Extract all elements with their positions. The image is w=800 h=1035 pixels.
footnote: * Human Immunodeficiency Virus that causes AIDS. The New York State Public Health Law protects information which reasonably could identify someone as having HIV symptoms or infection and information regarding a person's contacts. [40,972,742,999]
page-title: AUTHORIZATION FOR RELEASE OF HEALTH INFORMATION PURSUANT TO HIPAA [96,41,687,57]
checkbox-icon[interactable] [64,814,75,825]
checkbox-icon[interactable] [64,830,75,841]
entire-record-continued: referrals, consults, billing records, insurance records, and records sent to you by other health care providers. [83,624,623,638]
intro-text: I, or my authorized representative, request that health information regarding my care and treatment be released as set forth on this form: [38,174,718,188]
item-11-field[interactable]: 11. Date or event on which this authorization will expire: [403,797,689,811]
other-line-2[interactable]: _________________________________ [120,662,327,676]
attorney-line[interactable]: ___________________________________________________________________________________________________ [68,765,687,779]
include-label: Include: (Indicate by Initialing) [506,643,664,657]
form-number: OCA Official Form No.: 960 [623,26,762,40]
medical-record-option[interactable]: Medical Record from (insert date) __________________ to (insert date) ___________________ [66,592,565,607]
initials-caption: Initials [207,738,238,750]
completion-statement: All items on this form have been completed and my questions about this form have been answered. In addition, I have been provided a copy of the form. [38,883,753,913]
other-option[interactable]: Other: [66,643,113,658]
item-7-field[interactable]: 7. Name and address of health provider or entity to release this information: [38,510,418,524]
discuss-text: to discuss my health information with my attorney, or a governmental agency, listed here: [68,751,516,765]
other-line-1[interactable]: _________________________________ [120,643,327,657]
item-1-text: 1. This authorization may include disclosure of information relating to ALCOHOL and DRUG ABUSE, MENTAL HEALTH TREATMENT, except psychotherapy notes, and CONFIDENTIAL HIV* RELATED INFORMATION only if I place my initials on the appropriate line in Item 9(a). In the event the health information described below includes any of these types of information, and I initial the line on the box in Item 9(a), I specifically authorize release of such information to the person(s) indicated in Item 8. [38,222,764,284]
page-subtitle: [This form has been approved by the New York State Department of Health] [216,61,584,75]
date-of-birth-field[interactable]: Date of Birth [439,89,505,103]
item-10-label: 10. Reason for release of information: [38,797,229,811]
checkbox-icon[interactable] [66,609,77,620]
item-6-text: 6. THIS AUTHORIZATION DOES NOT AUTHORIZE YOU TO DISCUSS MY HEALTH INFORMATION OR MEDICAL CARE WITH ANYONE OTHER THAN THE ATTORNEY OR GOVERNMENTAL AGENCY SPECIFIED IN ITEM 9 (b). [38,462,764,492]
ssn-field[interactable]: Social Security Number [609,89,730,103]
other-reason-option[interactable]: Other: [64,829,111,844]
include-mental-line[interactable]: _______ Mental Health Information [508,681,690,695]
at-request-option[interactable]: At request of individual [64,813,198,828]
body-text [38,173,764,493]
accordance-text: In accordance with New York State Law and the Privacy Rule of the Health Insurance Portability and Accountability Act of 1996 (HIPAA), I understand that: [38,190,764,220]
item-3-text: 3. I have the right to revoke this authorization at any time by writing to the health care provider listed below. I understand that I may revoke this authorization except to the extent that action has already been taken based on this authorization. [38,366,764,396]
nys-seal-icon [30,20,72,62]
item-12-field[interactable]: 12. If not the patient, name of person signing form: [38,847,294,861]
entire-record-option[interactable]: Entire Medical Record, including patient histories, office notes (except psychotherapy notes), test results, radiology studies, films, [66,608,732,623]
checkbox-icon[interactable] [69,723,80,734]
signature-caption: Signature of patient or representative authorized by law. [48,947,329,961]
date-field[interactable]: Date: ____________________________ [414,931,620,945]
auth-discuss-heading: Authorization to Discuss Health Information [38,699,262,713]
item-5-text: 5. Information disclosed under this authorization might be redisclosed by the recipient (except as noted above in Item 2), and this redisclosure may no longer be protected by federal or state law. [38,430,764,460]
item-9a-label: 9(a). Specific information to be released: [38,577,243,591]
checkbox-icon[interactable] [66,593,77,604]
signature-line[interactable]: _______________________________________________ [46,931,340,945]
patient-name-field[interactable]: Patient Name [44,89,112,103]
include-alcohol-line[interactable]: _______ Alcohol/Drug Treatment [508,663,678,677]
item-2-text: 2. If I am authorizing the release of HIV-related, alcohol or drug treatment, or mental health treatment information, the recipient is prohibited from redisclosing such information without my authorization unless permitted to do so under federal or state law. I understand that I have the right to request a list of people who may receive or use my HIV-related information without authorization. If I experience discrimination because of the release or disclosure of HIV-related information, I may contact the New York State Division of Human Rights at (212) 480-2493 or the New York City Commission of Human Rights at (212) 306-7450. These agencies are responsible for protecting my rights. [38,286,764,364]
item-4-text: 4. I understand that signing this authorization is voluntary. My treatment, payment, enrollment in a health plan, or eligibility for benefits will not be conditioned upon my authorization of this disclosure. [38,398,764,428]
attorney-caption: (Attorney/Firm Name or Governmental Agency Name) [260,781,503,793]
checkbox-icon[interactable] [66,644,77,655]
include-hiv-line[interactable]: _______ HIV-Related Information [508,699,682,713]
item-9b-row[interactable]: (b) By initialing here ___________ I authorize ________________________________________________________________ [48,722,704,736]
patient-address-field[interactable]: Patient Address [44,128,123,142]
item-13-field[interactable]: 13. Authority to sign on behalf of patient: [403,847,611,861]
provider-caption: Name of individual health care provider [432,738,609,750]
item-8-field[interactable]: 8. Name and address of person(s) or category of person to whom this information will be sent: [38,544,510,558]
********************
Exercise objective
Transcribe the whole listing word for word.

Output of the task
Extract all elements with their positions. The image is w=800 h=1035 pixels.
footnote: * Human Immunodeficiency Virus that causes AIDS. The New York State Public Health Law protects information which reasonably could identify someone as having HIV symptoms or infection and information regarding a person's contacts. [40,972,742,999]
page-title: AUTHORIZATION FOR RELEASE OF HEALTH INFORMATION PURSUANT TO HIPAA [96,41,687,57]
checkbox-icon[interactable] [64,814,75,825]
checkbox-icon[interactable] [64,830,75,841]
entire-record-continued: referrals, consults, billing records, insurance records, and records sent to you by other health care providers. [83,624,623,638]
intro-text: I, or my authorized representative, request that health information regarding my care and treatment be released as set forth on this form: [38,174,718,188]
item-11-field[interactable]: 11. Date or event on which this authorization will expire: [403,797,689,811]
other-line-2[interactable]: _________________________________ [120,662,327,676]
attorney-line[interactable]: ___________________________________________________________________________________________________ [68,765,687,779]
include-label: Include: (Indicate by Initialing) [506,643,664,657]
form-number: OCA Official Form No.: 960 [623,26,762,40]
medical-record-option[interactable]: Medical Record from (insert date) __________________ to (insert date) ___________________ [66,592,565,607]
initials-caption: Initials [207,738,238,750]
completion-statement: All items on this form have been completed and my questions about this form have been answered. In addition, I have been provided a copy of the form. [38,883,753,913]
other-option[interactable]: Other: [66,643,113,658]
item-7-field[interactable]: 7. Name and address of health provider or entity to release this information: [38,510,418,524]
discuss-text: to discuss my health information with my attorney, or a governmental agency, listed here: [68,751,516,765]
other-line-1[interactable]: _________________________________ [120,643,327,657]
item-1-text: 1. This authorization may include disclosure of information relating to ALCOHOL and DRUG ABUSE, MENTAL HEALTH TREATMENT, except psychotherapy notes, and CONFIDENTIAL HIV* RELATED INFORMATION only if I place my initials on the appropriate line in Item 9(a). In the event the health information described below includes any of these types of information, and I initial the line on the box in Item 9(a), I specifically authorize release of such information to the person(s) indicated in Item 8. [38,222,764,284]
page-subtitle: [This form has been approved by the New York State Department of Health] [216,61,584,75]
date-of-birth-field[interactable]: Date of Birth [439,89,505,103]
item-10-label: 10. Reason for release of information: [38,797,229,811]
checkbox-icon[interactable] [66,609,77,620]
item-6-text: 6. THIS AUTHORIZATION DOES NOT AUTHORIZE YOU TO DISCUSS MY HEALTH INFORMATION OR MEDICAL CARE WITH ANYONE OTHER THAN THE ATTORNEY OR GOVERNMENTAL AGENCY SPECIFIED IN ITEM 9 (b). [38,462,764,492]
ssn-field[interactable]: Social Security Number [609,89,730,103]
other-reason-option[interactable]: Other: [64,829,111,844]
include-mental-line[interactable]: _______ Mental Health Information [508,681,690,695]
at-request-option[interactable]: At request of individual [64,813,198,828]
body-text [38,173,764,493]
accordance-text: In accordance with New York State Law and the Privacy Rule of the Health Insurance Portability and Accountability Act of 1996 (HIPAA), I understand that: [38,190,764,220]
item-3-text: 3. I have the right to revoke this authorization at any time by writing to the health care provider listed below. I understand that I may revoke this authorization except to the extent that action has already been taken based on this authorization. [38,366,764,396]
nys-seal-icon [30,20,72,62]
item-12-field[interactable]: 12. If not the patient, name of person signing form: [38,847,294,861]
entire-record-option[interactable]: Entire Medical Record, including patient histories, office notes (except psychotherapy notes), test results, radiology studies, films, [66,608,732,623]
checkbox-icon[interactable] [69,723,80,734]
signature-caption: Signature of patient or representative authorized by law. [48,947,329,961]
date-field[interactable]: Date: ____________________________ [414,931,620,945]
auth-discuss-heading: Authorization to Discuss Health Information [38,699,262,713]
item-5-text: 5. Information disclosed under this authorization might be redisclosed by the recipient (except as noted above in Item 2), and this redisclosure may no longer be protected by federal or state law. [38,430,764,460]
item-9a-label: 9(a). Specific information to be released: [38,577,243,591]
checkbox-icon[interactable] [66,593,77,604]
signature-line[interactable]: _______________________________________________ [46,931,340,945]
patient-name-field[interactable]: Patient Name [44,89,112,103]
include-alcohol-line[interactable]: _______ Alcohol/Drug Treatment [508,663,678,677]
item-2-text: 2. If I am authorizing the release of HIV-related, alcohol or drug treatment, or mental health treatment information, the recipient is prohibited from redisclosing such information without my authorization unless permitted to do so under federal or state law. I understand that I have the right to request a list of people who may receive or use my HIV-related information without authorization. If I experience discrimination because of the release or disclosure of HIV-related information, I may contact the New York State Division of Human Rights at (212) 480-2493 or the New York City Commission of Human Rights at (212) 306-7450. These agencies are responsible for protecting my rights. [38,286,764,364]
item-4-text: 4. I understand that signing this authorization is voluntary. My treatment, payment, enrollment in a health plan, or eligibility for benefits will not be conditioned upon my authorization of this disclosure. [38,398,764,428]
attorney-caption: (Attorney/Firm Name or Governmental Agency Name) [260,781,503,793]
checkbox-icon[interactable] [66,644,77,655]
include-hiv-line[interactable]: _______ HIV-Related Information [508,699,682,713]
item-9b-row[interactable]: (b) By initialing here ___________ I authorize ________________________________________________________________ [48,722,704,736]
patient-address-field[interactable]: Patient Address [44,128,123,142]
item-13-field[interactable]: 13. Authority to sign on behalf of patient: [403,847,611,861]
provider-caption: Name of individual health care provider [432,738,609,750]
item-8-field[interactable]: 8. Name and address of person(s) or category of person to whom this information will be sent: [38,544,510,558]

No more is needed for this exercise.